> REQUEST
Transcribe the listing in full, excluding any pictures.

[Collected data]
(begin)

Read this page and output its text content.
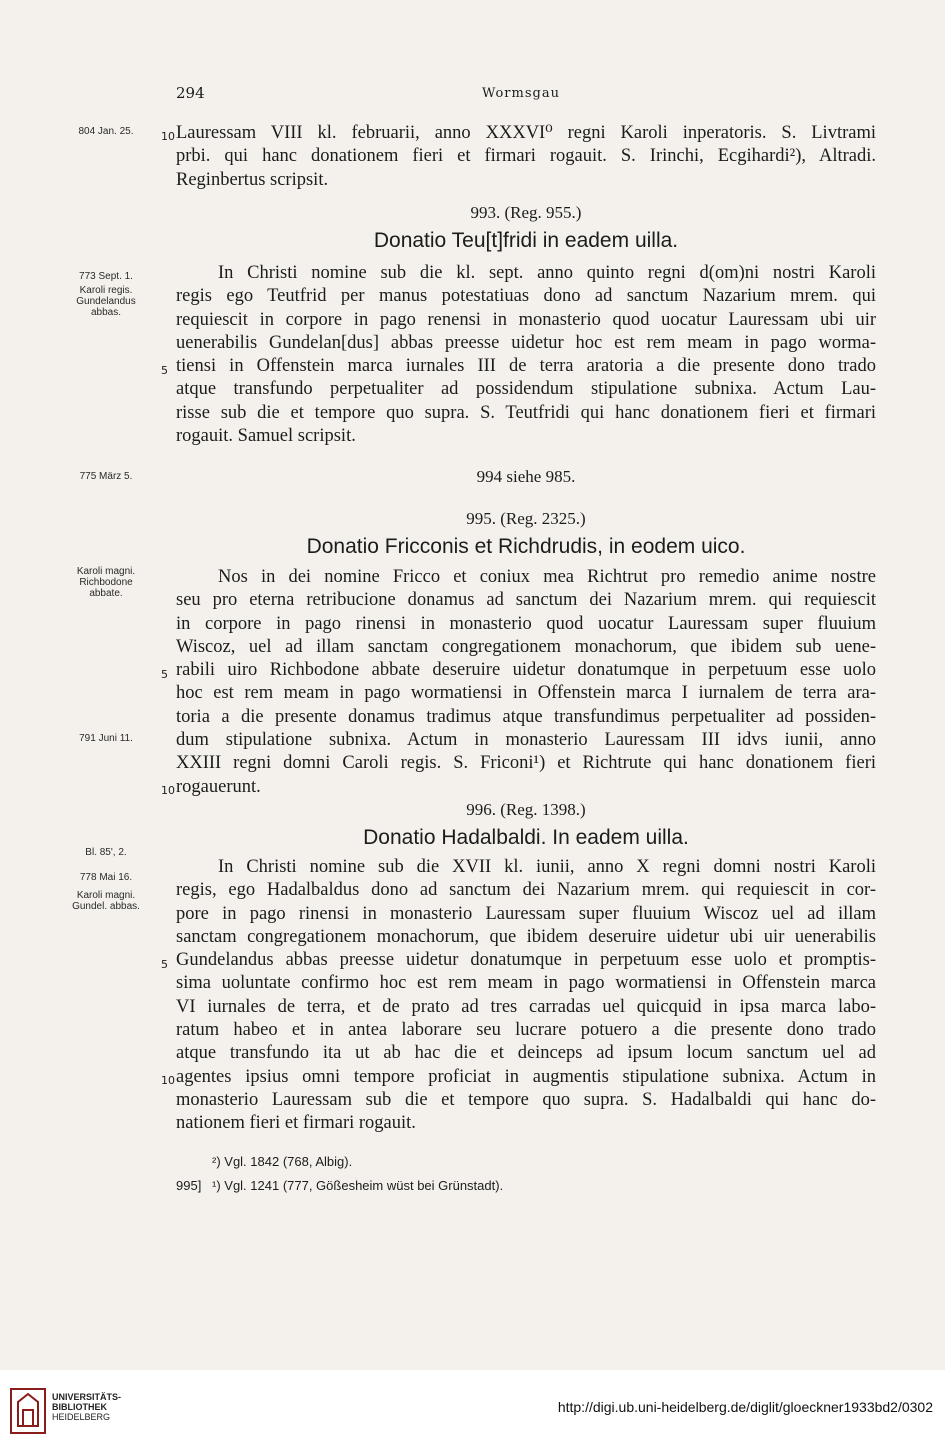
294	Wormsgau
804 Jan. 25.
773 Sept. 1.
Karoli regis.
Gundelandus
abbas.
775 März 5.
Karoli magni.
Richbodone
abbate.
791 Juni 11.
Bl. 85', 2.
778 Mai 16.
Karoli magni.
Gundel. abbas.
10 Lauressam VIII kl. februarii, anno XXXVI⁰ regni Karoli inperatoris. S. Livtrami
prbi. qui hanc donationem fieri et firmari rogauit. S. Irinchi, Ecgihardi²), Altradi.
Reginbertus scripsit.
993. (Reg. 955.)
Donatio Teu[t]fridi in eadem uilla.
5
In Christi nomine sub die kl. sept. anno quinto regni d(om)ni nostri Karoli
regis ego Teutfrid per manus potestatiuas dono ad sanctum Nazarium mrem. qui
requiescit in corpore in pago renensi in monasterio quod uocatur Lauressam ubi uir
uenerabilis Gundelan[dus] abbas preesse uidetur hoc est rem meam in pago worma-
tiensi in Offenstein marca iurnales III de terra aratoria a die presente dono trado
atque transfundo perpetualiter ad possidendum stipulatione subnixa. Actum Lau-
risse sub die et tempore quo supra. S. Teutfridi qui hanc donationem fieri et firmari
rogauit. Samuel scripsit.
994 siehe 985.
995. (Reg. 2325.)
Donatio Fricconis et Richdrudis, in eodem uico.
5
10
Nos in dei nomine Fricco et coniux mea Richtrut pro remedio anime nostre
seu pro eterna retribucione donamus ad sanctum dei Nazarium mrem. qui requiescit
in corpore in pago rinensi in monasterio quod uocatur Lauressam super fluuium
Wiscoz, uel ad illam sanctam congregationem monachorum, que ibidem sub uene-
rabili uiro Richbodone abbate deseruire uidetur donatumque in perpetuum esse uolo
hoc est rem meam in pago wormatiensi in Offenstein marca I iurnalem de terra ara-
toria a die presente donamus tradimus atque transfundimus perpetualiter ad possiden-
dum stipulatione subnixa. Actum in monasterio Lauressam III idvs iunii, anno
XXIII regni domni Caroli regis. S. Friconi¹) et Richtrute qui hanc donationem fieri
rogauerunt.
996. (Reg. 1398.)
Donatio Hadalbaldi. In eadem uilla.
5
10
In Christi nomine sub die XVII kl. iunii, anno X regni domni nostri Karoli
regis, ego Hadalbaldus dono ad sanctum dei Nazarium mrem. qui requiescit in cor-
pore in pago rinensi in monasterio Lauressam super fluuium Wiscoz uel ad illam
sanctam congregationem monachorum, que ibidem deseruire uidetur ubi uir uenerabilis
Gundelandus abbas preesse uidetur donatumque in perpetuum esse uolo et promptis-
sima uoluntate confirmo hoc est rem meam in pago wormatiensi in Offenstein marca
VI iurnales de terra, et de prato ad tres carradas uel quicquid in ipsa marca labo-
ratum habeo et in antea laborare seu lucrare potuero a die presente dono trado
atque transfundo ita ut ab hac die et deinceps ad ipsum locum sanctum uel ad
agentes ipsius omni tempore proficiat in augmentis stipulatione subnixa. Actum in
monasterio Lauressam sub die et tempore quo supra. S. Hadalbaldi qui hanc do-
nationem fieri et firmari rogauit.
²) Vgl. 1842 (768, Albig).
995] ¹) Vgl. 1241 (777, Gößesheim wüst bei Grünstadt).
UNIVERSITÄTS-
BIBLIOTHEK
HEIDELBERG
http://digi.ub.uni-heidelberg.de/diglit/gloeckner1933bd2/0302
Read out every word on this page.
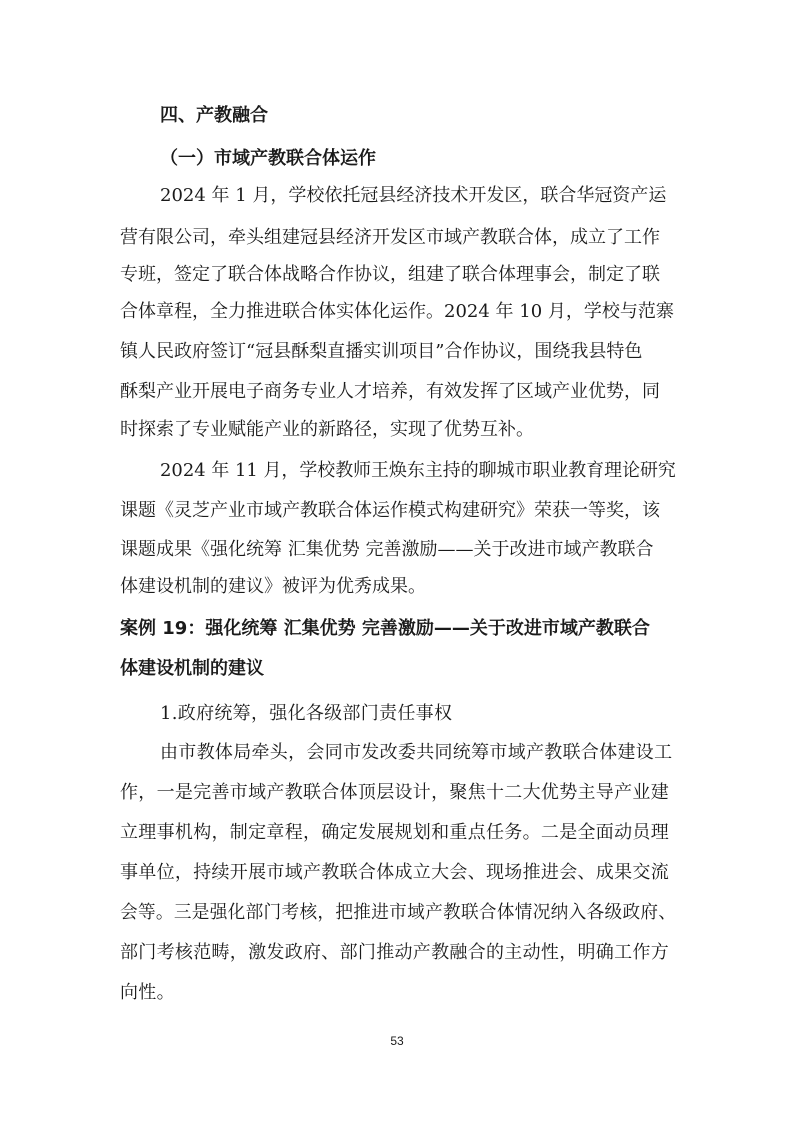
四、产教融合
（一）市域产教联合体运作
2024 年 1 月，学校依托冠县经济技术开发区，联合华冠资产运
营有限公司，牵头组建冠县经济开发区市域产教联合体，成立了工作
专班，签定了联合体战略合作协议，组建了联合体理事会，制定了联
合体章程，全力推进联合体实体化运作。2024 年 10 月，学校与范寨
镇人民政府签订“冠县酥梨直播实训项目”合作协议，围绕我县特色
酥梨产业开展电子商务专业人才培养，有效发挥了区域产业优势，同
时探索了专业赋能产业的新路径，实现了优势互补。
2024 年 11 月，学校教师王焕东主持的聊城市职业教育理论研究
课题《灵芝产业市域产教联合体运作模式构建研究》荣获一等奖，该
课题成果《强化统筹 汇集优势 完善激励——关于改进市域产教联合
体建设机制的建议》被评为优秀成果。
案例 19：强化统筹 汇集优势 完善激励——关于改进市域产教联合
体建设机制的建议
1.政府统筹，强化各级部门责任事权
由市教体局牵头，会同市发改委共同统筹市域产教联合体建设工
作，一是完善市域产教联合体顶层设计，聚焦十二大优势主导产业建
立理事机构，制定章程，确定发展规划和重点任务。二是全面动员理
事单位，持续开展市域产教联合体成立大会、现场推进会、成果交流
会等。三是强化部门考核，把推进市域产教联合体情况纳入各级政府、
部门考核范畴，激发政府、部门推动产教融合的主动性，明确工作方
向性。
53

(end)

> EXERCISE RESULT
Read this page and output its text content.
294	Wormsgau
804 Jan. 25.
773 Sept. 1.
Karoli regis.
Gundelandus
abbas.
775 März 5.
Karoli magni.
Richbodone
abbate.
791 Juni 11.
Bl. 85', 2.
778 Mai 16.
Karoli magni.
Gundel. abbas.
10 Lauressam VIII kl. februarii, anno XXXVI⁰ regni Karoli inperatoris. S. Livtrami
prbi. qui hanc donationem fieri et firmari rogauit. S. Irinchi, Ecgihardi²), Altradi.
Reginbertus scripsit.
993. (Reg. 955.)
Donatio Teu[t]fridi in eadem uilla.
5
In Christi nomine sub die kl. sept. anno quinto regni d(om)ni nostri Karoli
regis ego Teutfrid per manus potestatiuas dono ad sanctum Nazarium mrem. qui
requiescit in corpore in pago renensi in monasterio quod uocatur Lauressam ubi uir
uenerabilis Gundelan[dus] abbas preesse uidetur hoc est rem meam in pago worma-
tiensi in Offenstein marca iurnales III de terra aratoria a die presente dono trado
atque transfundo perpetualiter ad possidendum stipulatione subnixa. Actum Lau-
risse sub die et tempore quo supra. S. Teutfridi qui hanc donationem fieri et firmari
rogauit. Samuel scripsit.
994 siehe 985.
995. (Reg. 2325.)
Donatio Fricconis et Richdrudis, in eodem uico.
5
10
Nos in dei nomine Fricco et coniux mea Richtrut pro remedio anime nostre
seu pro eterna retribucione donamus ad sanctum dei Nazarium mrem. qui requiescit
in corpore in pago rinensi in monasterio quod uocatur Lauressam super fluuium
Wiscoz, uel ad illam sanctam congregationem monachorum, que ibidem sub uene-
rabili uiro Richbodone abbate deseruire uidetur donatumque in perpetuum esse uolo
hoc est rem meam in pago wormatiensi in Offenstein marca I iurnalem de terra ara-
toria a die presente donamus tradimus atque transfundimus perpetualiter ad possiden-
dum stipulatione subnixa. Actum in monasterio Lauressam III idvs iunii, anno
XXIII regni domni Caroli regis. S. Friconi¹) et Richtrute qui hanc donationem fieri
rogauerunt.
996. (Reg. 1398.)
Donatio Hadalbaldi. In eadem uilla.
5
10
In Christi nomine sub die XVII kl. iunii, anno X regni domni nostri Karoli
regis, ego Hadalbaldus dono ad sanctum dei Nazarium mrem. qui requiescit in cor-
pore in pago rinensi in monasterio Lauressam super fluuium Wiscoz uel ad illam
sanctam congregationem monachorum, que ibidem deseruire uidetur ubi uir uenerabilis
Gundelandus abbas preesse uidetur donatumque in perpetuum esse uolo et promptis-
sima uoluntate confirmo hoc est rem meam in pago wormatiensi in Offenstein marca
VI iurnales de terra, et de prato ad tres carradas uel quicquid in ipsa marca labo-
ratum habeo et in antea laborare seu lucrare potuero a die presente dono trado
atque transfundo ita ut ab hac die et deinceps ad ipsum locum sanctum uel ad
agentes ipsius omni tempore proficiat in augmentis stipulatione subnixa. Actum in
monasterio Lauressam sub die et tempore quo supra. S. Hadalbaldi qui hanc do-
nationem fieri et firmari rogauit.
²) Vgl. 1842 (768, Albig).
995] ¹) Vgl. 1241 (777, Gößesheim wüst bei Grünstadt).
UNIVERSITÄTS-
BIBLIOTHEK
HEIDELBERG
http://digi.ub.uni-heidelberg.de/diglit/gloeckner1933bd2/0302
Read out every word on this page.
四、产教融合
（一）市域产教联合体运作
2024 年 1 月，学校依托冠县经济技术开发区，联合华冠资产运
营有限公司，牵头组建冠县经济开发区市域产教联合体，成立了工作
专班，签定了联合体战略合作协议，组建了联合体理事会，制定了联
合体章程，全力推进联合体实体化运作。2024 年 10 月，学校与范寨
镇人民政府签订“冠县酥梨直播实训项目”合作协议，围绕我县特色
酥梨产业开展电子商务专业人才培养，有效发挥了区域产业优势，同
时探索了专业赋能产业的新路径，实现了优势互补。
2024 年 11 月，学校教师王焕东主持的聊城市职业教育理论研究
课题《灵芝产业市域产教联合体运作模式构建研究》荣获一等奖，该
课题成果《强化统筹 汇集优势 完善激励——关于改进市域产教联合
体建设机制的建议》被评为优秀成果。
案例 19：强化统筹 汇集优势 完善激励——关于改进市域产教联合
体建设机制的建议
1.政府统筹，强化各级部门责任事权
由市教体局牵头，会同市发改委共同统筹市域产教联合体建设工
作，一是完善市域产教联合体顶层设计，聚焦十二大优势主导产业建
立理事机构，制定章程，确定发展规划和重点任务。二是全面动员理
事单位，持续开展市域产教联合体成立大会、现场推进会、成果交流
会等。三是强化部门考核，把推进市域产教联合体情况纳入各级政府、
部门考核范畴，激发政府、部门推动产教融合的主动性，明确工作方
向性。
53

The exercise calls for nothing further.